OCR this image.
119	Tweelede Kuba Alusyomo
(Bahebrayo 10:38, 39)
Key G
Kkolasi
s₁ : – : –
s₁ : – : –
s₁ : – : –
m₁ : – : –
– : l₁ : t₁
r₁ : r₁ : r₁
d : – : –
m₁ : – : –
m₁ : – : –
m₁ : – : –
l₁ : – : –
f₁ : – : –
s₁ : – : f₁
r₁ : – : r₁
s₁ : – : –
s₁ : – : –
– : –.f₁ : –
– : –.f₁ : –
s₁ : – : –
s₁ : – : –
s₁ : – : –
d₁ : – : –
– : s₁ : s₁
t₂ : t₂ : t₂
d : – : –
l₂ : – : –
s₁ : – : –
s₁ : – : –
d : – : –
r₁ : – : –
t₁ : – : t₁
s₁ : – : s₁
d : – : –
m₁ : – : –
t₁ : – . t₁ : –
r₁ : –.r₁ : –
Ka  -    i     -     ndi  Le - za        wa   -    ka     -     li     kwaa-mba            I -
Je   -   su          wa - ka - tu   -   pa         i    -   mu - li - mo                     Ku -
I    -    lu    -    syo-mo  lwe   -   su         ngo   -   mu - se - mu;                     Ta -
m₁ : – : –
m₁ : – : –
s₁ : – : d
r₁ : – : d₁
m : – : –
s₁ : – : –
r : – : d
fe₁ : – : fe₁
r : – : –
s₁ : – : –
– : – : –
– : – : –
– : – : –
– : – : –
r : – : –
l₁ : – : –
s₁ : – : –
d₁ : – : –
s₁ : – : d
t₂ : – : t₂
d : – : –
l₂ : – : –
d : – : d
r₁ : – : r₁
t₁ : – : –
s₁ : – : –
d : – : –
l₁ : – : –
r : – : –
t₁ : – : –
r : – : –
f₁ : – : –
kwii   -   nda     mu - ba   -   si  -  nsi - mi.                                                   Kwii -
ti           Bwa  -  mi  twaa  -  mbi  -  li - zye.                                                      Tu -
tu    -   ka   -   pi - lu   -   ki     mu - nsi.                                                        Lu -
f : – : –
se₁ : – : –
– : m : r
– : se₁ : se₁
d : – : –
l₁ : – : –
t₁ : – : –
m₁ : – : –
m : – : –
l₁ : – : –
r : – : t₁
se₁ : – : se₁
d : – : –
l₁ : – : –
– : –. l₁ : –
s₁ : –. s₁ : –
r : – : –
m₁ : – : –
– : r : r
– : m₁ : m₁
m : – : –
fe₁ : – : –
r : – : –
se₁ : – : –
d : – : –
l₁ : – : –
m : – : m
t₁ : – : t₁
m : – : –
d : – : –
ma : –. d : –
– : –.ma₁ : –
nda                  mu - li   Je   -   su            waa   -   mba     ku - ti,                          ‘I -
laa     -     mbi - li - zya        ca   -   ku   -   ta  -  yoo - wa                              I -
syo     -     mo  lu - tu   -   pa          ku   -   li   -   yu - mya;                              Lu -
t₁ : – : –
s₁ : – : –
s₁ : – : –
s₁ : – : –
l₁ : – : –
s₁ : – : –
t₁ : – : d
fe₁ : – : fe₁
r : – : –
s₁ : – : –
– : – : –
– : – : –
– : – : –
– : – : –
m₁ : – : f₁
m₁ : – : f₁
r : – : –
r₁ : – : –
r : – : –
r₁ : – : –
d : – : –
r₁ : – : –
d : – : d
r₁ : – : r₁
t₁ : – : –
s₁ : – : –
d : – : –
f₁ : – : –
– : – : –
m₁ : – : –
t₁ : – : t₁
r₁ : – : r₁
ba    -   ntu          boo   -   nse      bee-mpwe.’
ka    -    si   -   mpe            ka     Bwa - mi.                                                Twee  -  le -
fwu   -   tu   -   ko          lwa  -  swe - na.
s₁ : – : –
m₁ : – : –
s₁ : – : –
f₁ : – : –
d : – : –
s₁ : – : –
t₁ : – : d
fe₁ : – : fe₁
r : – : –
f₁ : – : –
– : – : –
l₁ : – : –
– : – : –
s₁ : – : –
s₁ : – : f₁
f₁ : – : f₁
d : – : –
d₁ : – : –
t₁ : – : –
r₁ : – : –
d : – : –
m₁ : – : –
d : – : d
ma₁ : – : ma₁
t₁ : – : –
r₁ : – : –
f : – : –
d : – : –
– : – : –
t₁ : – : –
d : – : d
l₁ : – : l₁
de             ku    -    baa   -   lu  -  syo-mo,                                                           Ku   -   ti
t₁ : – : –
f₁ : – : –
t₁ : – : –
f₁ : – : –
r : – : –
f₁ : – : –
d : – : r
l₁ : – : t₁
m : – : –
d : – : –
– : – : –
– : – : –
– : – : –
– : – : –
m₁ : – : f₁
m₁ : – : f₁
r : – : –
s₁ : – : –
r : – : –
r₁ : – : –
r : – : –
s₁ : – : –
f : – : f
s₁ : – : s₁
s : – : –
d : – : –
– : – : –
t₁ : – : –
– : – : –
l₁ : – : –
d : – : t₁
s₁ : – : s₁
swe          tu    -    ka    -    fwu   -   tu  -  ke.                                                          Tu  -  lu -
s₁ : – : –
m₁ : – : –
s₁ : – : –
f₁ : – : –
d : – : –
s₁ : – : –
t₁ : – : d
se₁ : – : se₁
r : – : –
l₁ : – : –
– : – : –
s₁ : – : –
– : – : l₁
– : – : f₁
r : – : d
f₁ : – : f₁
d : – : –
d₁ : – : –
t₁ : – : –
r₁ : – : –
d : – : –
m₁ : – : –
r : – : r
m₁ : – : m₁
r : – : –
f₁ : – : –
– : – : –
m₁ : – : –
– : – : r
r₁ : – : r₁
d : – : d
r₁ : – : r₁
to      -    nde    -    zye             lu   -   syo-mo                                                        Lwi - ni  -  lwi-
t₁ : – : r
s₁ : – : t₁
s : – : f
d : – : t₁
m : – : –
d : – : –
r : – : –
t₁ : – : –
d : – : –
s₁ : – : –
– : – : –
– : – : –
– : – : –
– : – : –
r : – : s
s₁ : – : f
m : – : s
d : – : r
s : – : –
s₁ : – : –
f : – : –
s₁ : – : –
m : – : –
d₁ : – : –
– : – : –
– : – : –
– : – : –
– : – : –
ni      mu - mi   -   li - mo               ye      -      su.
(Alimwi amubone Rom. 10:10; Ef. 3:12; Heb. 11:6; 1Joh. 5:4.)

※

> STATED TASK: Retype the listing above in full, with no alterations.

> THE REPLY:
OCR this image.
119	Tweelede Kuba Alusyomo
(Bahebrayo 10:38, 39)
Key G
Kkolasi
s₁ : – : –
s₁ : – : –
s₁ : – : –
m₁ : – : –
– : l₁ : t₁
r₁ : r₁ : r₁
d : – : –
m₁ : – : –
m₁ : – : –
m₁ : – : –
l₁ : – : –
f₁ : – : –
s₁ : – : f₁
r₁ : – : r₁
s₁ : – : –
s₁ : – : –
– : –.f₁ : –
– : –.f₁ : –
s₁ : – : –
s₁ : – : –
s₁ : – : –
d₁ : – : –
– : s₁ : s₁
t₂ : t₂ : t₂
d : – : –
l₂ : – : –
s₁ : – : –
s₁ : – : –
d : – : –
r₁ : – : –
t₁ : – : t₁
s₁ : – : s₁
d : – : –
m₁ : – : –
t₁ : – . t₁ : –
r₁ : –.r₁ : –
Ka  -    i     -     ndi  Le - za        wa   -    ka     -     li     kwaa-mba            I -
Je   -   su          wa - ka - tu   -   pa         i    -   mu - li - mo                     Ku -
I    -    lu    -    syo-mo  lwe   -   su         ngo   -   mu - se - mu;                     Ta -
m₁ : – : –
m₁ : – : –
s₁ : – : d
r₁ : – : d₁
m : – : –
s₁ : – : –
r : – : d
fe₁ : – : fe₁
r : – : –
s₁ : – : –
– : – : –
– : – : –
– : – : –
– : – : –
r : – : –
l₁ : – : –
s₁ : – : –
d₁ : – : –
s₁ : – : d
t₂ : – : t₂
d : – : –
l₂ : – : –
d : – : d
r₁ : – : r₁
t₁ : – : –
s₁ : – : –
d : – : –
l₁ : – : –
r : – : –
t₁ : – : –
r : – : –
f₁ : – : –
kwii   -   nda     mu - ba   -   si  -  nsi - mi.                                                   Kwii -
ti           Bwa  -  mi  twaa  -  mbi  -  li - zye.                                                      Tu -
tu    -   ka   -   pi - lu   -   ki     mu - nsi.                                                        Lu -
f : – : –
se₁ : – : –
– : m : r
– : se₁ : se₁
d : – : –
l₁ : – : –
t₁ : – : –
m₁ : – : –
m : – : –
l₁ : – : –
r : – : t₁
se₁ : – : se₁
d : – : –
l₁ : – : –
– : –. l₁ : –
s₁ : –. s₁ : –
r : – : –
m₁ : – : –
– : r : r
– : m₁ : m₁
m : – : –
fe₁ : – : –
r : – : –
se₁ : – : –
d : – : –
l₁ : – : –
m : – : m
t₁ : – : t₁
m : – : –
d : – : –
ma : –. d : –
– : –.ma₁ : –
nda                  mu - li   Je   -   su            waa   -   mba     ku - ti,                          ‘I -
laa     -     mbi - li - zya        ca   -   ku   -   ta  -  yoo - wa                              I -
syo     -     mo  lu - tu   -   pa          ku   -   li   -   yu - mya;                              Lu -
t₁ : – : –
s₁ : – : –
s₁ : – : –
s₁ : – : –
l₁ : – : –
s₁ : – : –
t₁ : – : d
fe₁ : – : fe₁
r : – : –
s₁ : – : –
– : – : –
– : – : –
– : – : –
– : – : –
m₁ : – : f₁
m₁ : – : f₁
r : – : –
r₁ : – : –
r : – : –
r₁ : – : –
d : – : –
r₁ : – : –
d : – : d
r₁ : – : r₁
t₁ : – : –
s₁ : – : –
d : – : –
f₁ : – : –
– : – : –
m₁ : – : –
t₁ : – : t₁
r₁ : – : r₁
ba    -   ntu          boo   -   nse      bee-mpwe.’
ka    -    si   -   mpe            ka     Bwa - mi.                                                Twee  -  le -
fwu   -   tu   -   ko          lwa  -  swe - na.
s₁ : – : –
m₁ : – : –
s₁ : – : –
f₁ : – : –
d : – : –
s₁ : – : –
t₁ : – : d
fe₁ : – : fe₁
r : – : –
f₁ : – : –
– : – : –
l₁ : – : –
– : – : –
s₁ : – : –
s₁ : – : f₁
f₁ : – : f₁
d : – : –
d₁ : – : –
t₁ : – : –
r₁ : – : –
d : – : –
m₁ : – : –
d : – : d
ma₁ : – : ma₁
t₁ : – : –
r₁ : – : –
f : – : –
d : – : –
– : – : –
t₁ : – : –
d : – : d
l₁ : – : l₁
de             ku    -    baa   -   lu  -  syo-mo,                                                           Ku   -   ti
t₁ : – : –
f₁ : – : –
t₁ : – : –
f₁ : – : –
r : – : –
f₁ : – : –
d : – : r
l₁ : – : t₁
m : – : –
d : – : –
– : – : –
– : – : –
– : – : –
– : – : –
m₁ : – : f₁
m₁ : – : f₁
r : – : –
s₁ : – : –
r : – : –
r₁ : – : –
r : – : –
s₁ : – : –
f : – : f
s₁ : – : s₁
s : – : –
d : – : –
– : – : –
t₁ : – : –
– : – : –
l₁ : – : –
d : – : t₁
s₁ : – : s₁
swe          tu    -    ka    -    fwu   -   tu  -  ke.                                                          Tu  -  lu -
s₁ : – : –
m₁ : – : –
s₁ : – : –
f₁ : – : –
d : – : –
s₁ : – : –
t₁ : – : d
se₁ : – : se₁
r : – : –
l₁ : – : –
– : – : –
s₁ : – : –
– : – : l₁
– : – : f₁
r : – : d
f₁ : – : f₁
d : – : –
d₁ : – : –
t₁ : – : –
r₁ : – : –
d : – : –
m₁ : – : –
r : – : r
m₁ : – : m₁
r : – : –
f₁ : – : –
– : – : –
m₁ : – : –
– : – : r
r₁ : – : r₁
d : – : d
r₁ : – : r₁
to      -    nde    -    zye             lu   -   syo-mo                                                        Lwi - ni  -  lwi-
t₁ : – : r
s₁ : – : t₁
s : – : f
d : – : t₁
m : – : –
d : – : –
r : – : –
t₁ : – : –
d : – : –
s₁ : – : –
– : – : –
– : – : –
– : – : –
– : – : –
r : – : s
s₁ : – : f
m : – : s
d : – : r
s : – : –
s₁ : – : –
f : – : –
s₁ : – : –
m : – : –
d₁ : – : –
– : – : –
– : – : –
– : – : –
– : – : –
ni      mu - mi   -   li - mo               ye      -      su.
(Alimwi amubone Rom. 10:10; Ef. 3:12; Heb. 11:6; 1Joh. 5:4.)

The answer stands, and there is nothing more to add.